Dataset records:
--------

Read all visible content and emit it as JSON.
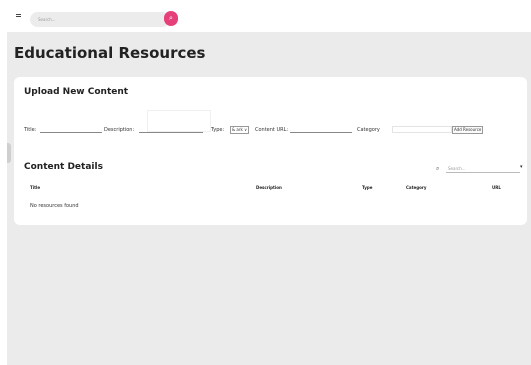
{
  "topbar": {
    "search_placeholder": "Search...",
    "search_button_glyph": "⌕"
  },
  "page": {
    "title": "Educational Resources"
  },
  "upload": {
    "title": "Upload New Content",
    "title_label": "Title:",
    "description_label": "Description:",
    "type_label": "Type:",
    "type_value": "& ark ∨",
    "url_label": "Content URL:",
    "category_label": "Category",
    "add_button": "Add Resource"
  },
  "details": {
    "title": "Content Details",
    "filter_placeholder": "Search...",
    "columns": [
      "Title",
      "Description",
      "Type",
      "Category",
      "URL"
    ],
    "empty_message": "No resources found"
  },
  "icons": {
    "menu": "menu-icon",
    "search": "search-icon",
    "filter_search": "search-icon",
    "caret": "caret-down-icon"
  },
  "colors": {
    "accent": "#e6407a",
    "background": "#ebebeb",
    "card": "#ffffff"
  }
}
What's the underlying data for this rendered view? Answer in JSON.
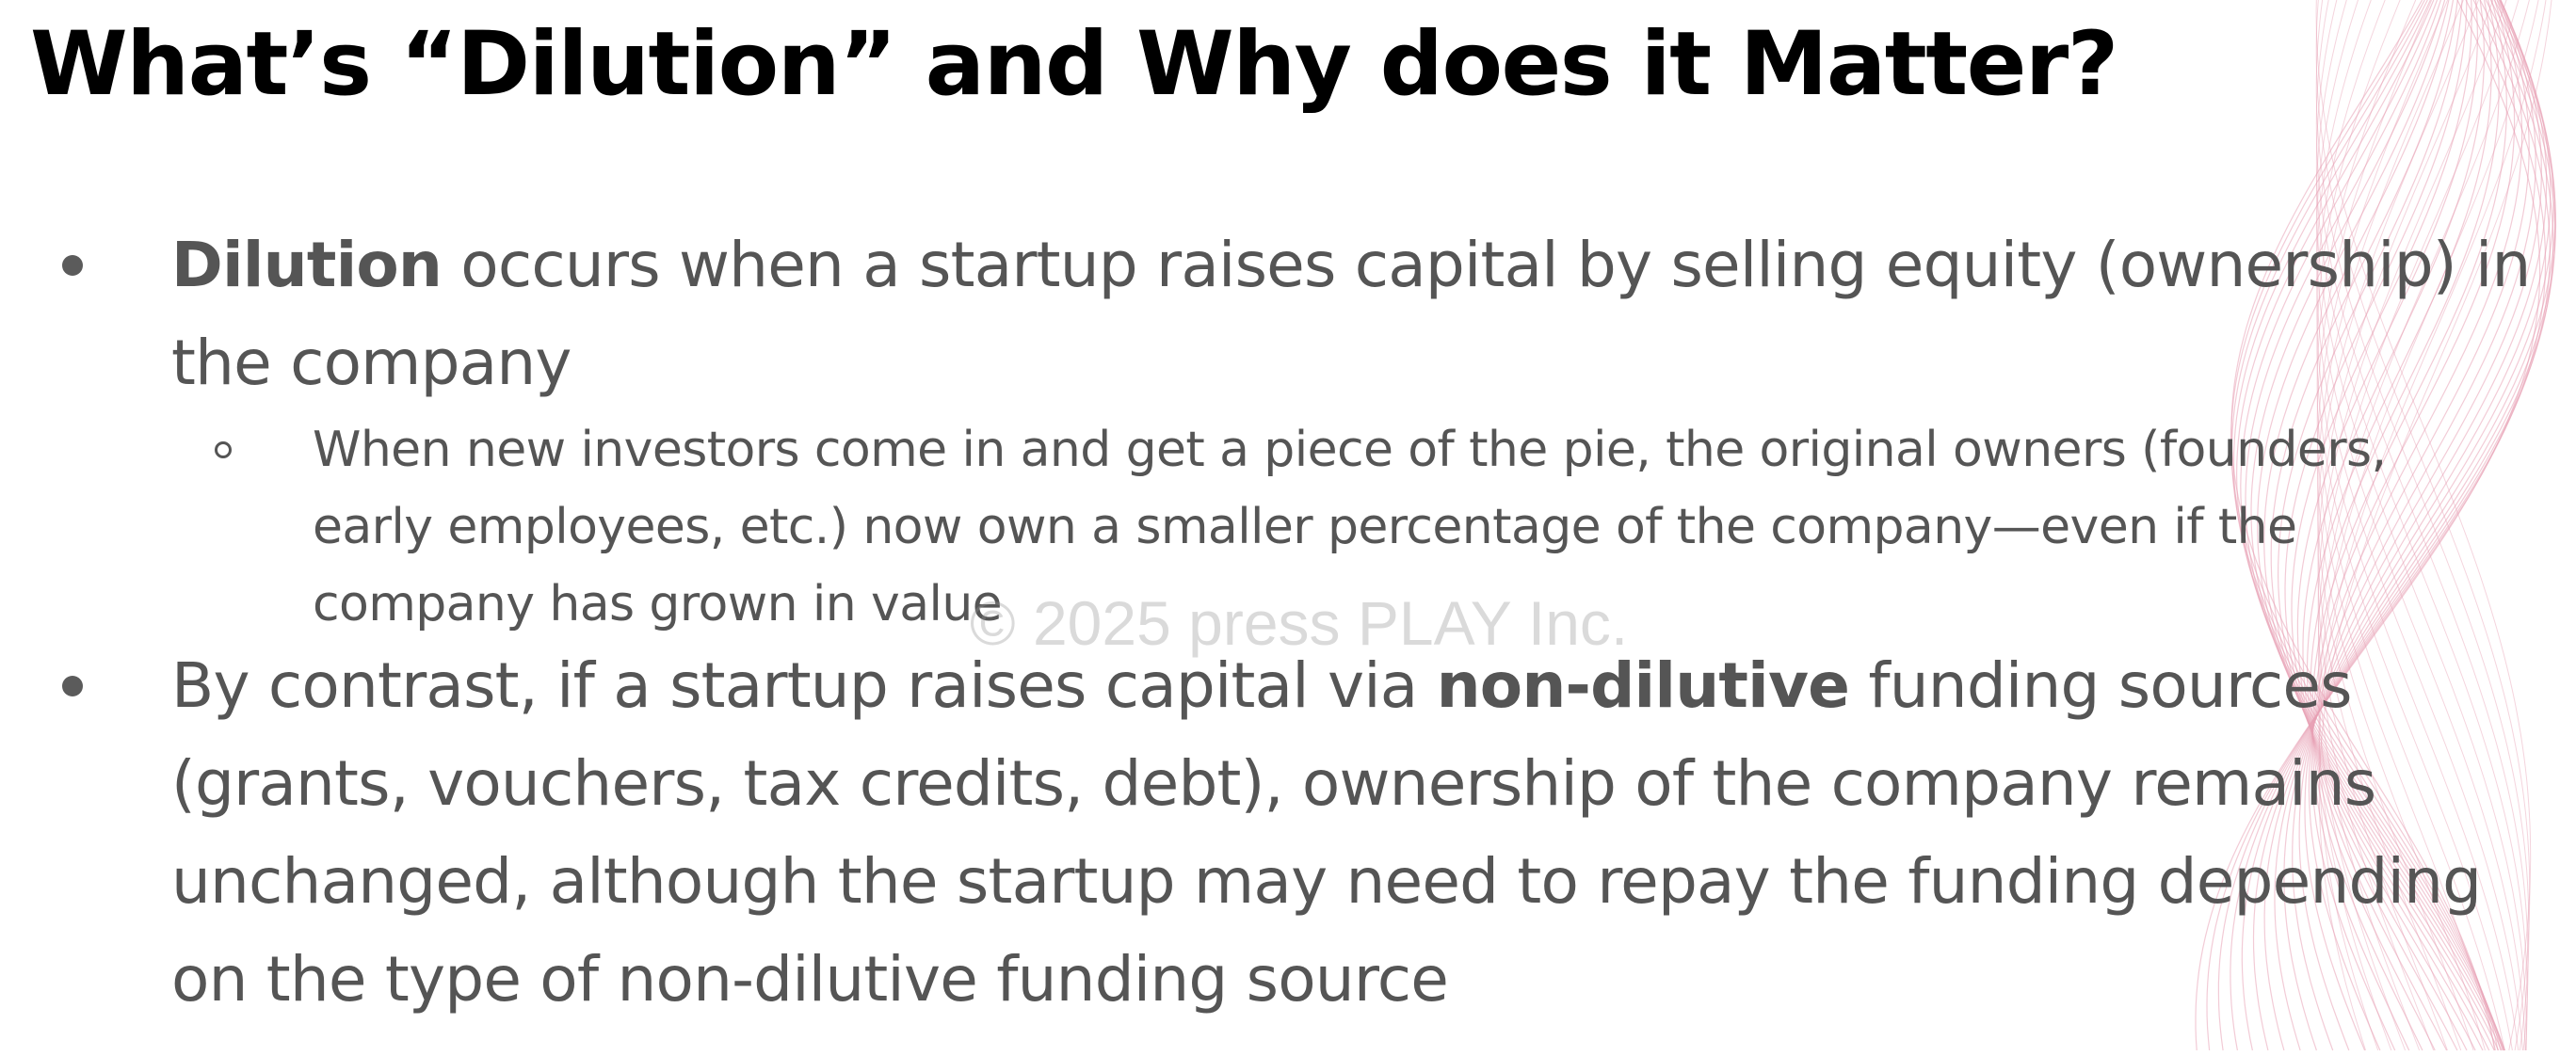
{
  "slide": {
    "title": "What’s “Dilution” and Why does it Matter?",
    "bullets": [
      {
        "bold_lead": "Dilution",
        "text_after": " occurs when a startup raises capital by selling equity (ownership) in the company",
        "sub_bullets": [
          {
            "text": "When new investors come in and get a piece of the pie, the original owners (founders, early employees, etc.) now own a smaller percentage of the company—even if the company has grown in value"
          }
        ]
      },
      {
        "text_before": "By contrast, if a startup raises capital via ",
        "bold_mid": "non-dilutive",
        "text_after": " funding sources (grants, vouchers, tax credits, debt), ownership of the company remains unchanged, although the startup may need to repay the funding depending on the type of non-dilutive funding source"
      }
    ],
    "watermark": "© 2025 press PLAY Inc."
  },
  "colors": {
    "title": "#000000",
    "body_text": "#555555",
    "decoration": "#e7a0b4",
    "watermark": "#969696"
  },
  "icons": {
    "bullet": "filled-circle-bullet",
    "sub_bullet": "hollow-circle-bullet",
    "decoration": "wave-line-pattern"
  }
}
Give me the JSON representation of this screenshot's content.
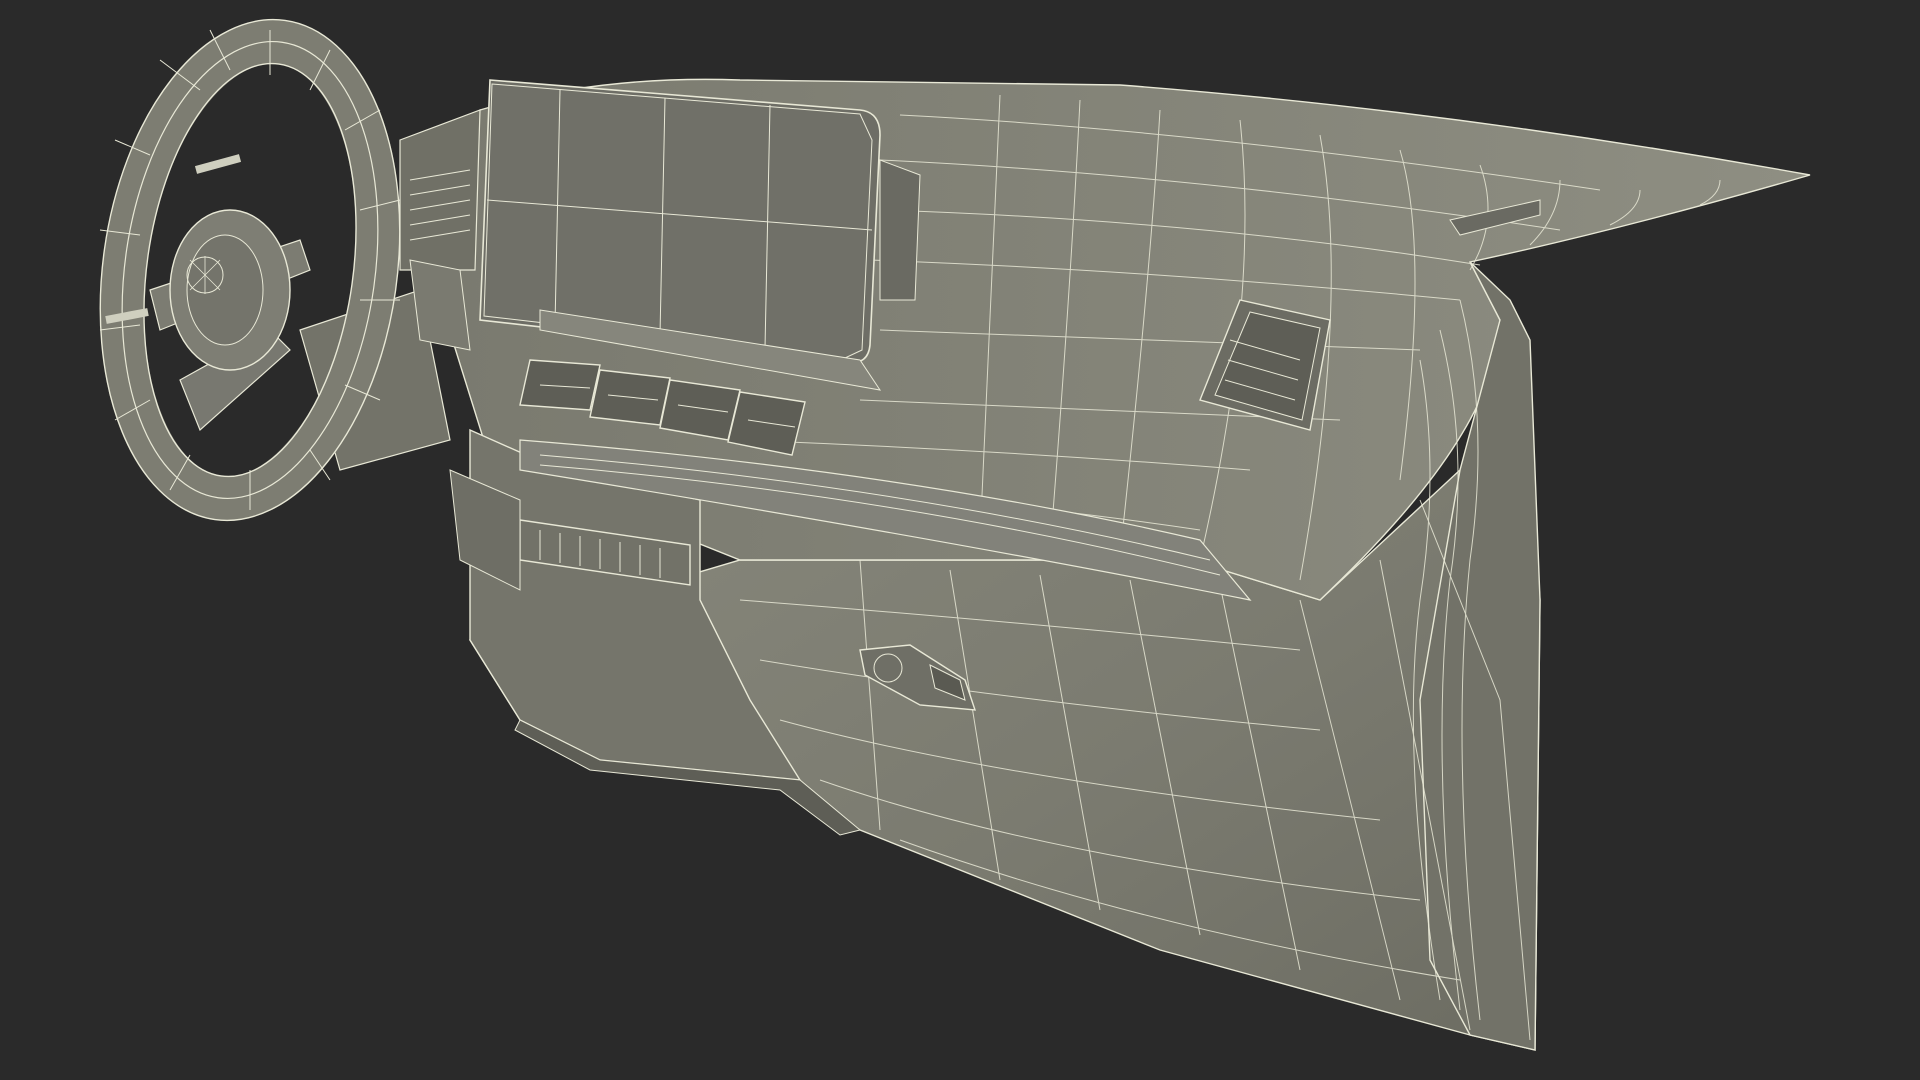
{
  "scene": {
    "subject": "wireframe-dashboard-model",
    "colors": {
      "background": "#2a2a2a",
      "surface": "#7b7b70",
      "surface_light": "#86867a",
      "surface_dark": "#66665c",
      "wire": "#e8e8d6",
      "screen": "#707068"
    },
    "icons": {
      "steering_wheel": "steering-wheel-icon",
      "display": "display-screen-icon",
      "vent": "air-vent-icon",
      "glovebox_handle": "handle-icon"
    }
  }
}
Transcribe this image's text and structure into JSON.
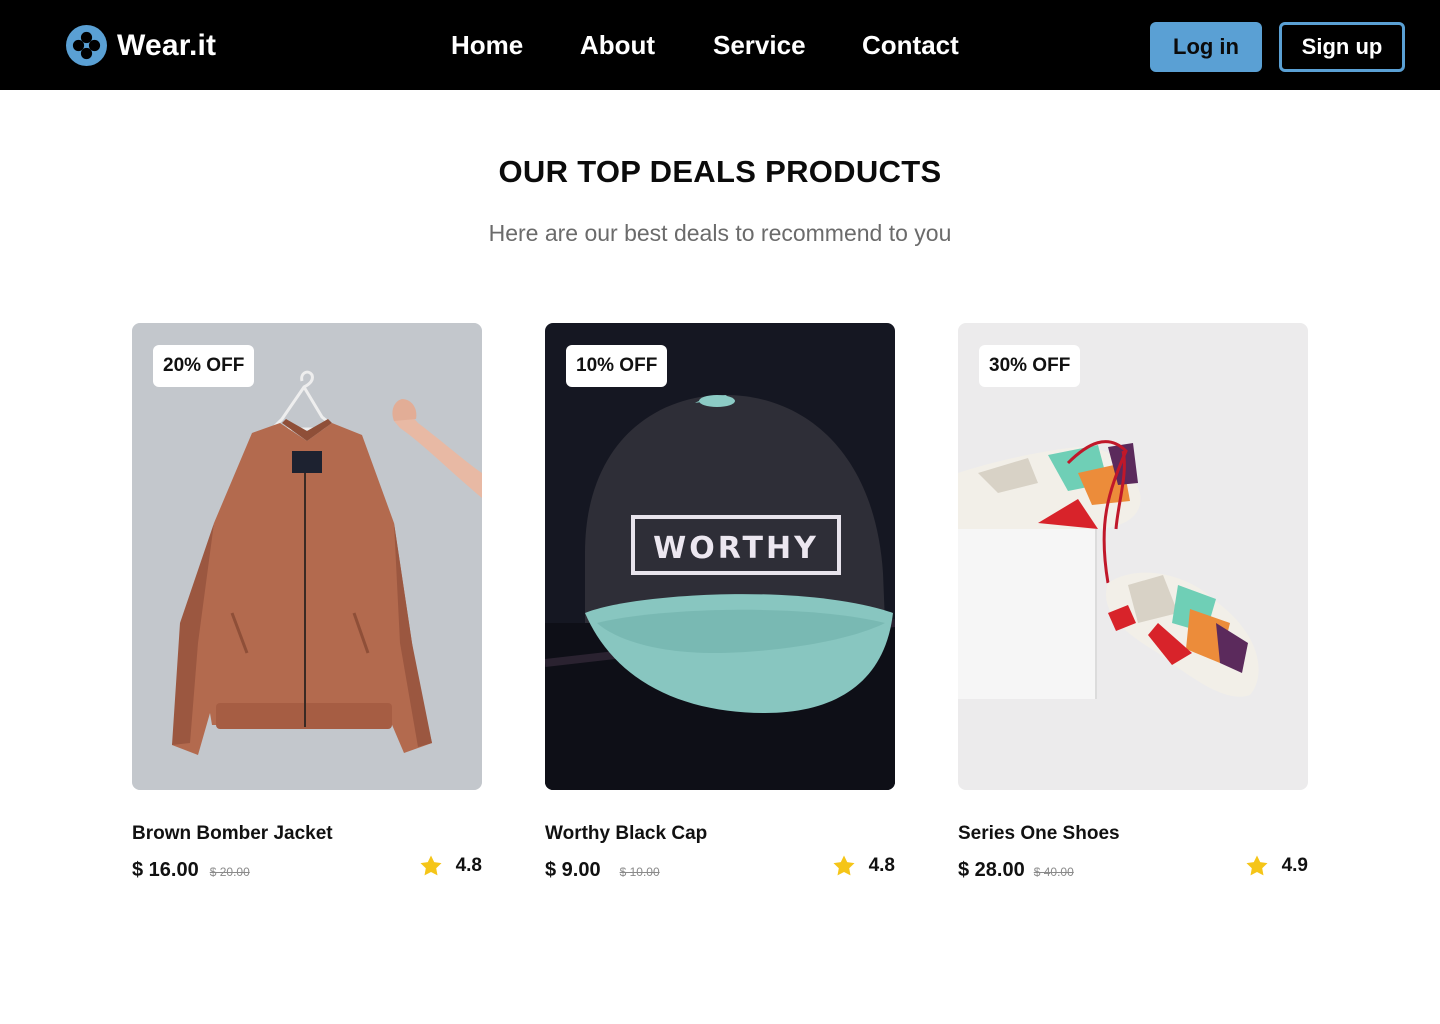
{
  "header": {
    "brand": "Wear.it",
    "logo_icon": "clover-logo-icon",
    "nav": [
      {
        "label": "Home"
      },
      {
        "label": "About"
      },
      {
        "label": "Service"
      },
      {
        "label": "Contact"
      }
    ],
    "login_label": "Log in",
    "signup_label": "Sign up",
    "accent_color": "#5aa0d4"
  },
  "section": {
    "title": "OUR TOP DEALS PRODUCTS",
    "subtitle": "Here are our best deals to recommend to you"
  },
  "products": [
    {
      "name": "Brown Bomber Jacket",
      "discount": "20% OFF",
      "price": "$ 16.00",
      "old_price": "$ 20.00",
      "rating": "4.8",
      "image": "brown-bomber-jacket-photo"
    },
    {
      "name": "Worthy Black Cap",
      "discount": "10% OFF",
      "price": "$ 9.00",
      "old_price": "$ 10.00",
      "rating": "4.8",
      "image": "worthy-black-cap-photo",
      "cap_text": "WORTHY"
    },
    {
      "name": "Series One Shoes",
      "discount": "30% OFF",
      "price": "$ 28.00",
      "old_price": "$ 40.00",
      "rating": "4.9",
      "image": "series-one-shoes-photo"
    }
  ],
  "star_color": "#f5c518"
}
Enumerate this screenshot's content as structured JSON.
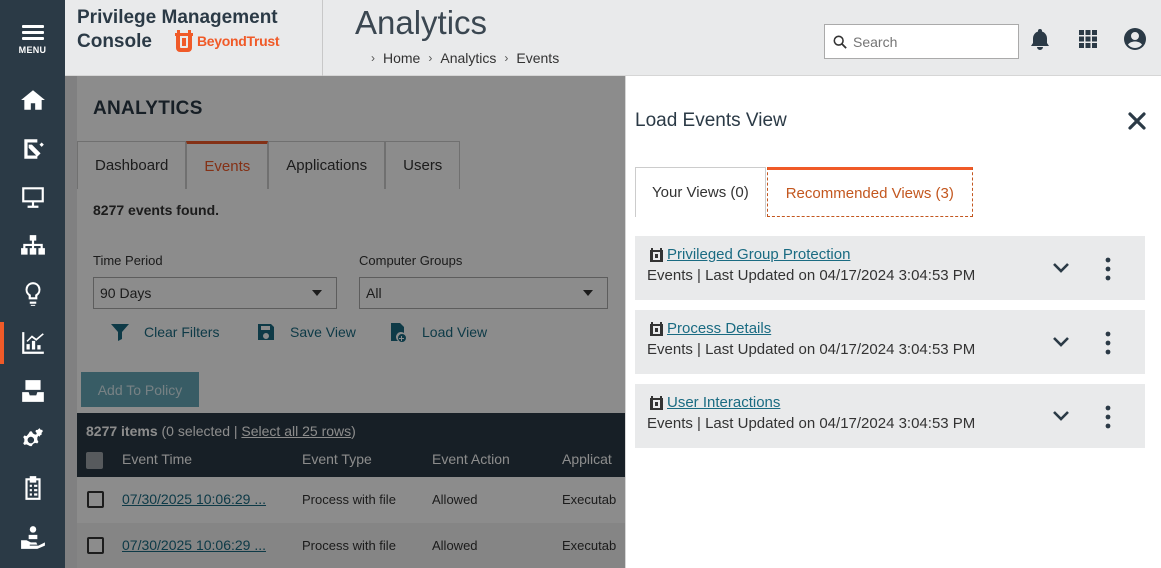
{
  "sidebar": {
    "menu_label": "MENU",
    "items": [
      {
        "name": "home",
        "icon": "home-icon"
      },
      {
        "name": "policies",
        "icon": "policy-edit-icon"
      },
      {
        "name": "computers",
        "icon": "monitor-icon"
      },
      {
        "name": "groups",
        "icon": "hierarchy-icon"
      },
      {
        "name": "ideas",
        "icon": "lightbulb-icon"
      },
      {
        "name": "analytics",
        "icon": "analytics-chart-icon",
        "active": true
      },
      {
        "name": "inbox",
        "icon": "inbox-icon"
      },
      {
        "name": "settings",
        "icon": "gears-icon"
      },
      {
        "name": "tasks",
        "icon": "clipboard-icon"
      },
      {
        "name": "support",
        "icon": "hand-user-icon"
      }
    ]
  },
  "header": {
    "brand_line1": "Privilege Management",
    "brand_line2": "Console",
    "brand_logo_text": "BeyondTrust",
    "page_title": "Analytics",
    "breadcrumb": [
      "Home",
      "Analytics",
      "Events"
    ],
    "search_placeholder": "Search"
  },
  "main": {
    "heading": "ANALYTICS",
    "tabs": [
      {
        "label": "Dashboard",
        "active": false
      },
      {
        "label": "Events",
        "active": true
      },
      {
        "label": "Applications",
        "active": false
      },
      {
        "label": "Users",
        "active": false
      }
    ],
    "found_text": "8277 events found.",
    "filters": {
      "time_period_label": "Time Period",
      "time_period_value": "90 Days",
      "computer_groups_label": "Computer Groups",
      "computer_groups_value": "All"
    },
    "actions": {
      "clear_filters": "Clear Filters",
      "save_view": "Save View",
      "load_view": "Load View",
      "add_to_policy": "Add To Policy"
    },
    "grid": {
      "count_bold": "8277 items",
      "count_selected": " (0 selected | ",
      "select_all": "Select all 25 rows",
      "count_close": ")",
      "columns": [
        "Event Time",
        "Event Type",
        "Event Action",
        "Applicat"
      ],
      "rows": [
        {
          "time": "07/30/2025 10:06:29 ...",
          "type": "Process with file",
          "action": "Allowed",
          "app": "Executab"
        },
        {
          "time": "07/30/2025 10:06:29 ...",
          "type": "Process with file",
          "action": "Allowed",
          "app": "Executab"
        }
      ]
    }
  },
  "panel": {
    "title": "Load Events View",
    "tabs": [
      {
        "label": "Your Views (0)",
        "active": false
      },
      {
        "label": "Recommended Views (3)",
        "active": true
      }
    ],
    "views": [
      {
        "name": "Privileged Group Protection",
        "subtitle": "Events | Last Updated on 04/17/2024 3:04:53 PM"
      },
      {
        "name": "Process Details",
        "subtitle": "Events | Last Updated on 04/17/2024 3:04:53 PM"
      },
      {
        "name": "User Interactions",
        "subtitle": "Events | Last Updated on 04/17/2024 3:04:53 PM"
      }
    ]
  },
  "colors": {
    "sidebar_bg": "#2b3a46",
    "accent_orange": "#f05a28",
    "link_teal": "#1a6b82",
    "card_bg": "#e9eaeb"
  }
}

--------

Each line holding the word "Dilution" counts once; report the total and nothing else.

**Reply to the exercise**
2